• [TASK OBJECTIVE] Look through the data below. Collect every line where the word "your" occurs.
++++++++++++++++++++
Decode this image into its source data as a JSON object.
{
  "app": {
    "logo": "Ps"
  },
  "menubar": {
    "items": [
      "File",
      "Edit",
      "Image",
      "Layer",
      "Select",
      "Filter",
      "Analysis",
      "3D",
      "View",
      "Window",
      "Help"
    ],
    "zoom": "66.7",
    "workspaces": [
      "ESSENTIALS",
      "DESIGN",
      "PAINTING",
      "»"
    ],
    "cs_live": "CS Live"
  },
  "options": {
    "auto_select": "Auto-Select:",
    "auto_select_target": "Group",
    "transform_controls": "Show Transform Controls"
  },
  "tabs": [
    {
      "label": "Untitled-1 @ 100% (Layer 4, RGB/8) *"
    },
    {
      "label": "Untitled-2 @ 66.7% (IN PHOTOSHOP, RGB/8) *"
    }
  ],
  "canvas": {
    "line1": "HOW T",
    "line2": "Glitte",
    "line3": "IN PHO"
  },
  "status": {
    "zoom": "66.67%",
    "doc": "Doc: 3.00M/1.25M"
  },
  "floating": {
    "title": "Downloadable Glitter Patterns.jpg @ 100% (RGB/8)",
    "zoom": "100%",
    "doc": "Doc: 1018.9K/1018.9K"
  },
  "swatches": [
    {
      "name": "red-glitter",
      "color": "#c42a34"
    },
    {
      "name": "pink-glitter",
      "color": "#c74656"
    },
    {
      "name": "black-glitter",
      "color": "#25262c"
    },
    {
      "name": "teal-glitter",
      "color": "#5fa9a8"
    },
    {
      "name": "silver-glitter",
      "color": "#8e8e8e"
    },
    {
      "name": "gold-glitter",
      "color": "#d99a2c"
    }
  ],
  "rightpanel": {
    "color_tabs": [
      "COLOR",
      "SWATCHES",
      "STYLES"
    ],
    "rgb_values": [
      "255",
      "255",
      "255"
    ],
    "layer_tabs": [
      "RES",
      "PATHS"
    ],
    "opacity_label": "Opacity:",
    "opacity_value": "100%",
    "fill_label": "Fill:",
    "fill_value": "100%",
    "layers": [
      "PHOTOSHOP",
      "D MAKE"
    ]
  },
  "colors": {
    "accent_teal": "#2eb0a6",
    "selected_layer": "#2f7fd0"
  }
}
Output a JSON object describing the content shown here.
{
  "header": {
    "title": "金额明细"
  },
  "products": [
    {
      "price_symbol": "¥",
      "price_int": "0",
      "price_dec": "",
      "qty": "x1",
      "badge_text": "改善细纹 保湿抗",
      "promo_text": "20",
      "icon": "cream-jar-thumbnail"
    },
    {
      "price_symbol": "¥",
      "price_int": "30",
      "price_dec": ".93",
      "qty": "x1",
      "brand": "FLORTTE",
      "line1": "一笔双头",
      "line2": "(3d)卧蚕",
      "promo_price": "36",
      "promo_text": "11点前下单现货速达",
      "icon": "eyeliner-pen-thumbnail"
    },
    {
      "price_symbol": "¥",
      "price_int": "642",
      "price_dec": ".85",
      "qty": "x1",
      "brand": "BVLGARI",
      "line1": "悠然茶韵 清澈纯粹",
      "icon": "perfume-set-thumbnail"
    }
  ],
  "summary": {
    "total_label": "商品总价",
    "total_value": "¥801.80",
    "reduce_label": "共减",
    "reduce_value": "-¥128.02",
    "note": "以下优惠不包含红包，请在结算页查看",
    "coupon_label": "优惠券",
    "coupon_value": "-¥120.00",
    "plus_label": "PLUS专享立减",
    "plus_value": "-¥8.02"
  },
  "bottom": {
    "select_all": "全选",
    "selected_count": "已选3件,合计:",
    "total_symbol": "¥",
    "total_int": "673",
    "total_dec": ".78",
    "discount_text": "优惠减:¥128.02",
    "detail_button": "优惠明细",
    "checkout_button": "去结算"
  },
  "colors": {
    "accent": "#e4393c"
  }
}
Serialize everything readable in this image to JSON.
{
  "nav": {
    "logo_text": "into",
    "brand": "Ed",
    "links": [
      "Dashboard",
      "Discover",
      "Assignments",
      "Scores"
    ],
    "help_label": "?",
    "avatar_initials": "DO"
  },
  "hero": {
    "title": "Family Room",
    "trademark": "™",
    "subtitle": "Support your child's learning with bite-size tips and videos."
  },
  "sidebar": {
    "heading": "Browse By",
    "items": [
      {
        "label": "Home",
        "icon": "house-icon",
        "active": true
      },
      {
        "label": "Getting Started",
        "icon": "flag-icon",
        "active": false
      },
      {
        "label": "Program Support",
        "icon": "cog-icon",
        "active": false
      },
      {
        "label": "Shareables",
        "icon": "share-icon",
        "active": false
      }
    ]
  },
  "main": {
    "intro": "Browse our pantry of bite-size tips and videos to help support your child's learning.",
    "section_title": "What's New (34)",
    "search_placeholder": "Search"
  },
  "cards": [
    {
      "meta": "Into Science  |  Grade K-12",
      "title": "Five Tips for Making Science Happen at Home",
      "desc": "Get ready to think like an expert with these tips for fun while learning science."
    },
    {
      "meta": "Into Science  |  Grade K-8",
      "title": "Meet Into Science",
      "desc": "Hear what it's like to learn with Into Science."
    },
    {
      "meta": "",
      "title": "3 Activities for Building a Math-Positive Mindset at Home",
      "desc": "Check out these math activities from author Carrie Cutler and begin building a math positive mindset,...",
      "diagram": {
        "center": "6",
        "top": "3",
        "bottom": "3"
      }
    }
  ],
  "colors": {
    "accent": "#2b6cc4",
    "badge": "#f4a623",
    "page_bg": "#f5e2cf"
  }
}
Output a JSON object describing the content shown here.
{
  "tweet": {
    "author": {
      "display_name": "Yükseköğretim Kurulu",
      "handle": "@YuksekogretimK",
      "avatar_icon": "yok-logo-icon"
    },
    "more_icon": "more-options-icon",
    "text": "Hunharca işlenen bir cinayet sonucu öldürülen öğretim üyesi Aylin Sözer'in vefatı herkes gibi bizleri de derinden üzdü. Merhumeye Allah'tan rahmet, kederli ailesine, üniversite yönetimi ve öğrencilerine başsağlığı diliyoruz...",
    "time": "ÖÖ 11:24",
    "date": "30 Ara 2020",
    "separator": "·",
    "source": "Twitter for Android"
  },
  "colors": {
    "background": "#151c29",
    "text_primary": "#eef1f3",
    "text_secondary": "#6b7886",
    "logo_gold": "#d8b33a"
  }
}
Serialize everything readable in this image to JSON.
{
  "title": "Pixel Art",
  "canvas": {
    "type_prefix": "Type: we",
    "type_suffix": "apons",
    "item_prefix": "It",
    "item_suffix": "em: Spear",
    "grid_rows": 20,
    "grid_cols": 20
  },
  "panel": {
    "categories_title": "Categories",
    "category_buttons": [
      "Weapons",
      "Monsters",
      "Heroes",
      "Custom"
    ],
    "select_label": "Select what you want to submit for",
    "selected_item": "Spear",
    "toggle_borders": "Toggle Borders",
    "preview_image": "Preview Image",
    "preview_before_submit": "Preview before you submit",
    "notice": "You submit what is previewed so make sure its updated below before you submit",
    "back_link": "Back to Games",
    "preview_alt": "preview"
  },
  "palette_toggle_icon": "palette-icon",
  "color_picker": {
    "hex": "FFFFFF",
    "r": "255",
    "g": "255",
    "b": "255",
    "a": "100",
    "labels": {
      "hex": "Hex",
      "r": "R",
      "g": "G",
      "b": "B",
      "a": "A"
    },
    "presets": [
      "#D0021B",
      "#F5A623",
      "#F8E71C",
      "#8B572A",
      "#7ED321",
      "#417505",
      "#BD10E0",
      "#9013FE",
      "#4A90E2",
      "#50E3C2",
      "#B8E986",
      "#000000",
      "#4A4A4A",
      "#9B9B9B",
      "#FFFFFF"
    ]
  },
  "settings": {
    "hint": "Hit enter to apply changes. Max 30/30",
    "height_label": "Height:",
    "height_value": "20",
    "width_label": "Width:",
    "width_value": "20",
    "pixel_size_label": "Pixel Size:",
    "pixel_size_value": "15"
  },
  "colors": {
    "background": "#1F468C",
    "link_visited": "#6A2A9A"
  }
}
++++++++++++++++++++
• [OUTPUT OF THE EXERCISE]
    "subtitle": "Support your child's learning with bite-size tips and videos."
    "intro": "Browse our pantry of bite-size tips and videos to help support your child's learning.",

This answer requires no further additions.